Task objective:
Pull every line from the data below that contains the string "battery". Match uppercase and lowercase exactly.

Extracted records:
■ ■ ■

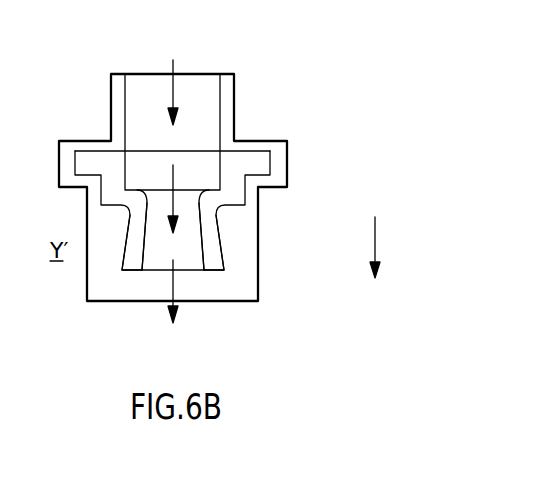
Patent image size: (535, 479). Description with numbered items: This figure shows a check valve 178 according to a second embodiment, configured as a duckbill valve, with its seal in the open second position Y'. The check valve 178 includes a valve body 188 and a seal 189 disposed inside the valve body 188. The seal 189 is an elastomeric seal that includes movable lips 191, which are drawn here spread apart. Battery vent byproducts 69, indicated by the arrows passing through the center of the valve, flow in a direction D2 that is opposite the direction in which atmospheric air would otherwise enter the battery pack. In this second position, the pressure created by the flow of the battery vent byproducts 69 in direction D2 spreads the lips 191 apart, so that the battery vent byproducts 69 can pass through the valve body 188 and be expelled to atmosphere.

The check valve 178 is at (332, 115).
The seal 189 is at (232, 183).
The valve body 188 is at (258, 256).
The lips 191 is at (213, 261).
The battery vent byproducts 69 is at (173, 183).
The direction D2 is at (376, 240).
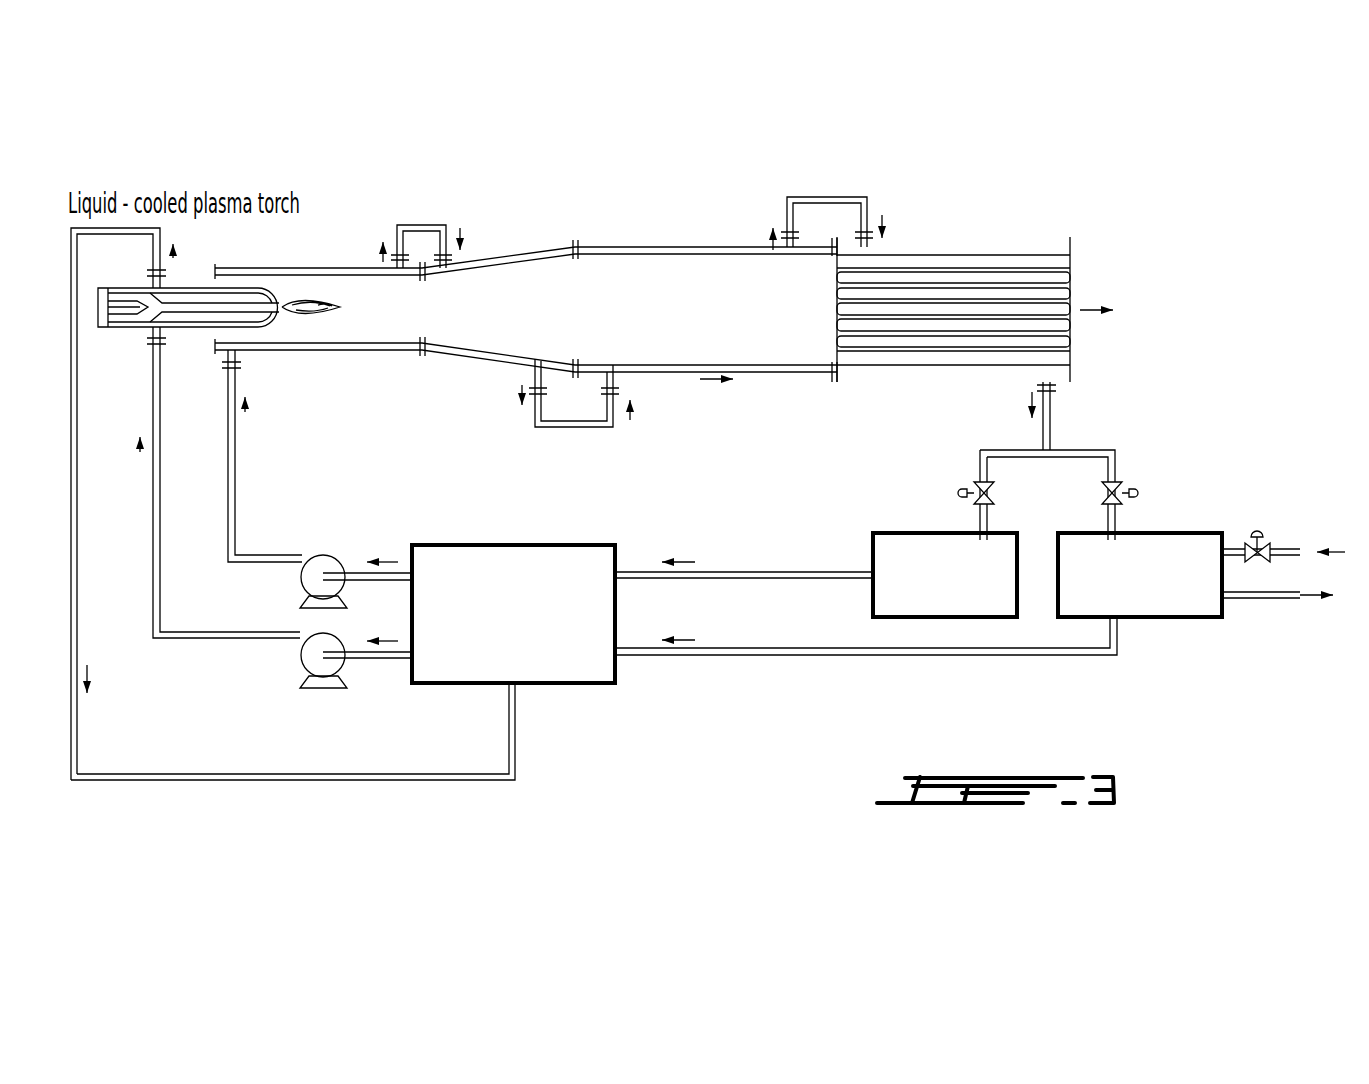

■ ■ ■

The response:
Patent image size: (535, 479). Description with numbered items: This figure shows a check valve 178 according to a second embodiment, configured as a duckbill valve, with its seal in the open second position Y'. The check valve 178 includes a valve body 188 and a seal 189 disposed inside the valve body 188. The seal 189 is an elastomeric seal that includes movable lips 191, which are drawn here spread apart. Battery vent byproducts 69, indicated by the arrows passing through the center of the valve, flow in a direction D2 that is opposite the direction in which atmospheric air would otherwise enter the battery pack. In this second position, the pressure created by the flow of the battery vent byproducts 69 in direction D2 spreads the lips 191 apart, so that the battery vent byproducts 69 can pass through the valve body 188 and be expelled to atmosphere.
The battery vent byproducts 69 is at (173, 183).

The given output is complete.